● **Source passage**

# Please identify these organ meats! (Giblets)



## nosferatu22 (Aug 29, 2016)

I got an organic chicken that came with some organ meats. I'm having trouble identifying some of them, and some of them look bad.

Here they are:







Top left looks like a kidney maybe, next to it looks like a gizzard, right to that looks like a liver. I'm just really not sure tbo. ;(


----------



## Katie H (Aug 29, 2016)

Hi, Billybob.  First, welcome to DC.

As for your organ meats.  I think they're all just fine.

Let's take them clockwise:

At 7, you have a neck.
11 is what appears to be heart, perhaps a gizzard.  Hard to tell without it being turned over.  There's usually a gristle-like division between the sections with a gizzard, which is definitely obvious in the gizzard.

Noon is definitely a gizzard.
1 and 5 are pieces of liver, which can vary in color.

In my house, I'm the odd person out because I love all the pictured items.  Usually I boil them, leaving the liver for last because it only takes a few minutes for it to be fully cooked.

After cooking, I drain them, lightly salt them and have, for me, a mini-feast.

Many times, the heart, gizzard and liver are cooked and chopped and added to gravy, as in Thanksgiving turkey gravy, etc.  There are more ways of serving them.

We'll see what other members offer for their opinions.


----------



## LizStreithorst (Aug 29, 2016)

neck, heart, gizzard, liver, liver.


----------



## medtran49 (Aug 30, 2016)

LizStreithorst said:


> neck, heart, gizzard, liver, liver.


 
+1. 

If you use them, don't cook the liver too long, as it can impart a bitter taste.  Certainly no more than 10 minutes at a low simmer, probably not even that long.  Sometimes, the liver is that funky color, doesn't mean it is bad.  I don't usually use the gizzard, simply because it takes so long to cook to be tender, but I will throw it in with the neck and heart to make some stock for gravy or dressing (or both), then add the liver the last few minutes of cooking.  Before DH, I used to use the liver and heart and pick the neck meat and use it in my gravy as Katie H suggested, but he doesn't like that, so the dogs and/or cats usually get the picked neck meat and the chopped up organ meat as treats (or I'll eat them if I'm being greedy).

● **Raw data**
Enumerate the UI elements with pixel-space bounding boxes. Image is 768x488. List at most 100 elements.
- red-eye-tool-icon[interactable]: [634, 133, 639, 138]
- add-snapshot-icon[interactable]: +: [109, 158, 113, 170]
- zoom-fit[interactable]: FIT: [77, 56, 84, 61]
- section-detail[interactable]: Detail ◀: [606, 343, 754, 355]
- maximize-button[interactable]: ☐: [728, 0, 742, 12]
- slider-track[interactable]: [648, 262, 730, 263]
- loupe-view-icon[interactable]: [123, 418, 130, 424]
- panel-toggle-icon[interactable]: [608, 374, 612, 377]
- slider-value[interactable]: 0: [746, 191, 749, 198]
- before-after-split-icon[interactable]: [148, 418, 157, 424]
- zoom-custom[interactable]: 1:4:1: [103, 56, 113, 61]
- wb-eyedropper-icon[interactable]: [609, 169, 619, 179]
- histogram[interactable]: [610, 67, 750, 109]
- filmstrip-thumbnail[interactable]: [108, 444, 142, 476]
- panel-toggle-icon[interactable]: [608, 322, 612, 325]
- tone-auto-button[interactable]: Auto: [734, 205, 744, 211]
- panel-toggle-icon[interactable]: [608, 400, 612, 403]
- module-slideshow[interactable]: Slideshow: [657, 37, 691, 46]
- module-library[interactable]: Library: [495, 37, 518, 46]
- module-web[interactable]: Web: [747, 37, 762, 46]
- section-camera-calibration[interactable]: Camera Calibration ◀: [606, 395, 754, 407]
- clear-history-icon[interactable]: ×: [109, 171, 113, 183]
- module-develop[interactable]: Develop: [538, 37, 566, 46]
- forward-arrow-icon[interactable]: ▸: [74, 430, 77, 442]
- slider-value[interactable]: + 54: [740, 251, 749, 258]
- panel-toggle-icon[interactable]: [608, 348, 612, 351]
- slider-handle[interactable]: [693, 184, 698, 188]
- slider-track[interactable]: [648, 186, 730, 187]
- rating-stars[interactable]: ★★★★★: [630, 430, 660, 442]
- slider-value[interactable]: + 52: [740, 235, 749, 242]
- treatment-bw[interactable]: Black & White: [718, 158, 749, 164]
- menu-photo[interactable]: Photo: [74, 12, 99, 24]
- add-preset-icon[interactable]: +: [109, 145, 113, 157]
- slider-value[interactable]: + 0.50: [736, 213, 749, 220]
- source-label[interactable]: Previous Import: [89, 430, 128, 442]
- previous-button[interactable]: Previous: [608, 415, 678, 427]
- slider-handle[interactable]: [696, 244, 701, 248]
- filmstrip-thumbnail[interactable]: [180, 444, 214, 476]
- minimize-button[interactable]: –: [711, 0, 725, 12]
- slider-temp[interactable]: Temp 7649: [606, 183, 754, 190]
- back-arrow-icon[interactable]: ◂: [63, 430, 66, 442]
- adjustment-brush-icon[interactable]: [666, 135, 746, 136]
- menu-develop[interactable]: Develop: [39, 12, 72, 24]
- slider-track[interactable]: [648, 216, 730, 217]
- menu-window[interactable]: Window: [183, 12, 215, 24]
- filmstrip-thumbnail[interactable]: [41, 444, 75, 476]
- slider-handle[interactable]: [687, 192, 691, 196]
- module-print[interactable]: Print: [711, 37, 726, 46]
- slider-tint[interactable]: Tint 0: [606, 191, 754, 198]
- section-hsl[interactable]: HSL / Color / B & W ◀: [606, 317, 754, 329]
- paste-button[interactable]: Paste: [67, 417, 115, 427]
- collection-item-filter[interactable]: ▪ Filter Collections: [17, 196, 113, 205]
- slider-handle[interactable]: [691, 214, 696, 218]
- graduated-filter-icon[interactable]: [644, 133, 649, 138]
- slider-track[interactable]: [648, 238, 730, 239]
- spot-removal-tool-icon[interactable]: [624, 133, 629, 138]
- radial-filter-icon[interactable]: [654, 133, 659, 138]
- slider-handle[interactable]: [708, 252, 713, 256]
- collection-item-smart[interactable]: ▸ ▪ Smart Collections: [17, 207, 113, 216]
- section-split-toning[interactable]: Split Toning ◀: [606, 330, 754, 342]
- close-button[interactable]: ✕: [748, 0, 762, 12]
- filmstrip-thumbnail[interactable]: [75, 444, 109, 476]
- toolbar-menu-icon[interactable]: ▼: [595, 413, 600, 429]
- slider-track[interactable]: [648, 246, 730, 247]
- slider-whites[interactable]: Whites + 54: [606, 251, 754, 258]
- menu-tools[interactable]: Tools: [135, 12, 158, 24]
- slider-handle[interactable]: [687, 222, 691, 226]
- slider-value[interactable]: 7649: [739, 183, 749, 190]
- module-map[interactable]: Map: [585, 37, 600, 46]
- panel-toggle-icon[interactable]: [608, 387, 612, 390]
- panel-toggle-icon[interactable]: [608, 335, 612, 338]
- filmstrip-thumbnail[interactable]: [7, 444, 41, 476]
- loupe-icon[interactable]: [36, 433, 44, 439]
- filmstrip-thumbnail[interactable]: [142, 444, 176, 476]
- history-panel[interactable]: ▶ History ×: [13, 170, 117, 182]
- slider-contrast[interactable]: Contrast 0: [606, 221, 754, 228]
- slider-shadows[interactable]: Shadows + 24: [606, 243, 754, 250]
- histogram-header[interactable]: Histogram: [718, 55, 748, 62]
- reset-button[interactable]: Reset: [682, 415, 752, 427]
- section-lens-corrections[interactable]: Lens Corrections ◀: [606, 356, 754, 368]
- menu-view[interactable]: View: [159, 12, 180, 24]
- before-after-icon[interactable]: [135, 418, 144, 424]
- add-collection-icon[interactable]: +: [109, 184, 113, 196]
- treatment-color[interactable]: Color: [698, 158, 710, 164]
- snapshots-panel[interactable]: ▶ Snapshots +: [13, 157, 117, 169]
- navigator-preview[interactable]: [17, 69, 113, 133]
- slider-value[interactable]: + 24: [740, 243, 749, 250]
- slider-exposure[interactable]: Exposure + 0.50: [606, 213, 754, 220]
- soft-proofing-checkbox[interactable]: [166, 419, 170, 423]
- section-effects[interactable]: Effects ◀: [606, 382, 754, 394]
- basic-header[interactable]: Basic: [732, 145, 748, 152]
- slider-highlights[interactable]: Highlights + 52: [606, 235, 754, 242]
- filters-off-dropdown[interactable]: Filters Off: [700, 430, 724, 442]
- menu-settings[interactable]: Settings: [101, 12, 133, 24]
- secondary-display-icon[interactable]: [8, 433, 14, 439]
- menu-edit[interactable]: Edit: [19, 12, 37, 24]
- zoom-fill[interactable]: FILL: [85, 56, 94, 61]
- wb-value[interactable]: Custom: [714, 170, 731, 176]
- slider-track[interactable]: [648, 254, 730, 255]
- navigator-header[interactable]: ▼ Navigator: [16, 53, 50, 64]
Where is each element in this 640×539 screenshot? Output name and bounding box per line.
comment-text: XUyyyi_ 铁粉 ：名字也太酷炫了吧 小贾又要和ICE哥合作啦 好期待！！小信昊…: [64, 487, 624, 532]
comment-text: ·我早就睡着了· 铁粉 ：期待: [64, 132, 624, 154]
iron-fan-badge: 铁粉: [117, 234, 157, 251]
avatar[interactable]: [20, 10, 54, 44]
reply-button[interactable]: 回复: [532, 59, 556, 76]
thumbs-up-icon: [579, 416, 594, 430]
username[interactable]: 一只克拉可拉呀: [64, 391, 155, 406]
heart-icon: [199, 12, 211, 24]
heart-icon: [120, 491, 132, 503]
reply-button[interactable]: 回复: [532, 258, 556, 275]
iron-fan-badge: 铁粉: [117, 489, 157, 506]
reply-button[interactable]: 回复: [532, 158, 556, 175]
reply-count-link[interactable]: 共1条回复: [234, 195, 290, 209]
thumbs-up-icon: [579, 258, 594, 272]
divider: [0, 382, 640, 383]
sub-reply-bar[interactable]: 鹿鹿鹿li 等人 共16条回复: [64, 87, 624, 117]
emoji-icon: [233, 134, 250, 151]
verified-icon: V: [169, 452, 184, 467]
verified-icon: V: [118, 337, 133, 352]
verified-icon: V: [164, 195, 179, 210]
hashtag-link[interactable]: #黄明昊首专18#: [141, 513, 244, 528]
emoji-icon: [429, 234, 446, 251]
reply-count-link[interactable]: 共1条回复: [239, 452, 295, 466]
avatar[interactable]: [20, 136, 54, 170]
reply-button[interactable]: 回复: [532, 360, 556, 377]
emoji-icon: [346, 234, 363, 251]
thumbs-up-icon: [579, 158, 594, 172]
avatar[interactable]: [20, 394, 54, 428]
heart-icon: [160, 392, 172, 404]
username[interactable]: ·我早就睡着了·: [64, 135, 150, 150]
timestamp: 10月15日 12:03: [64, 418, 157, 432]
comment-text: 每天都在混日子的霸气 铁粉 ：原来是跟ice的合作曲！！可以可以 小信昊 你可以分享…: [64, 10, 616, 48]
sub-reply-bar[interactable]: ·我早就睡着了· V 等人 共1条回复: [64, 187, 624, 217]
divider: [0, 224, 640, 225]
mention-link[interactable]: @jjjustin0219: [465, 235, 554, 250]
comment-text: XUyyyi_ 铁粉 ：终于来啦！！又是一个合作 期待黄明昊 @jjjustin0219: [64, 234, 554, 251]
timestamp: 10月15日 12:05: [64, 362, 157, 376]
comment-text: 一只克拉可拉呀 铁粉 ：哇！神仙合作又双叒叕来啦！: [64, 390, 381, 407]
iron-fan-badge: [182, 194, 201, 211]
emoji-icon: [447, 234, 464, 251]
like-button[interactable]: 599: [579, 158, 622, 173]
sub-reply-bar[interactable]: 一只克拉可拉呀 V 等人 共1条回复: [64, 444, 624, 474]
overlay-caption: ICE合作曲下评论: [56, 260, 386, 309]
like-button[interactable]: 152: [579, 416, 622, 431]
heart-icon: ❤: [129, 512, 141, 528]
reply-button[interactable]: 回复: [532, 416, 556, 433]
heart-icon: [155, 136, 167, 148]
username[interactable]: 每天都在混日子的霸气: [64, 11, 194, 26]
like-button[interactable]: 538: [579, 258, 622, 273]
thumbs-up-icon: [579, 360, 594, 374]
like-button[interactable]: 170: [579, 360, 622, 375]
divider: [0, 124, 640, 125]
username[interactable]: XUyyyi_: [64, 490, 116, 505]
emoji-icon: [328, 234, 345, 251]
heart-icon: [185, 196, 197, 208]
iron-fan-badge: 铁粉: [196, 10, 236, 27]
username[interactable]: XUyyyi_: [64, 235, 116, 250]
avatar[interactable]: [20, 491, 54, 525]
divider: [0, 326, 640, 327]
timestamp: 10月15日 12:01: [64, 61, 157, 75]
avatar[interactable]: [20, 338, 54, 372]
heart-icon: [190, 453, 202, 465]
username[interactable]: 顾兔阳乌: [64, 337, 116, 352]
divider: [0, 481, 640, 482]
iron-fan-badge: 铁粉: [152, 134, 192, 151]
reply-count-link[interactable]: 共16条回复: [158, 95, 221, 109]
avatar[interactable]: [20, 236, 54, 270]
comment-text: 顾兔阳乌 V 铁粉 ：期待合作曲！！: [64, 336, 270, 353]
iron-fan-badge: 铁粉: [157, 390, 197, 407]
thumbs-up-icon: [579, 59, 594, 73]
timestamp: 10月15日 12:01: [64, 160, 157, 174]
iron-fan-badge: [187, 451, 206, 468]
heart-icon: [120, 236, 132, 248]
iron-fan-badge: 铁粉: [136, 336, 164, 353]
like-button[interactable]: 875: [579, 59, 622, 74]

● **Parts of the exercise**
A - Name every user who posted in the giblets thread.
B - Reproduce the giblets thread word for word from "At 7, you have" to "vary in color.".
The records come from a separate source, not from the giblets thread.

● **The results**
A - nosferatu22, Katie H, LizStreithorst, medtran49

B -
At 7, you have a neck.
11 is what appears to be heart, perhaps a gizzard.  Hard to tell without it being turned over.  There's usually a gristle-like division between the sections with a gizzard, which is definitely obvious in the gizzard.

Noon is definitely a gizzard.
1 and 5 are pieces of liver, which can vary in color.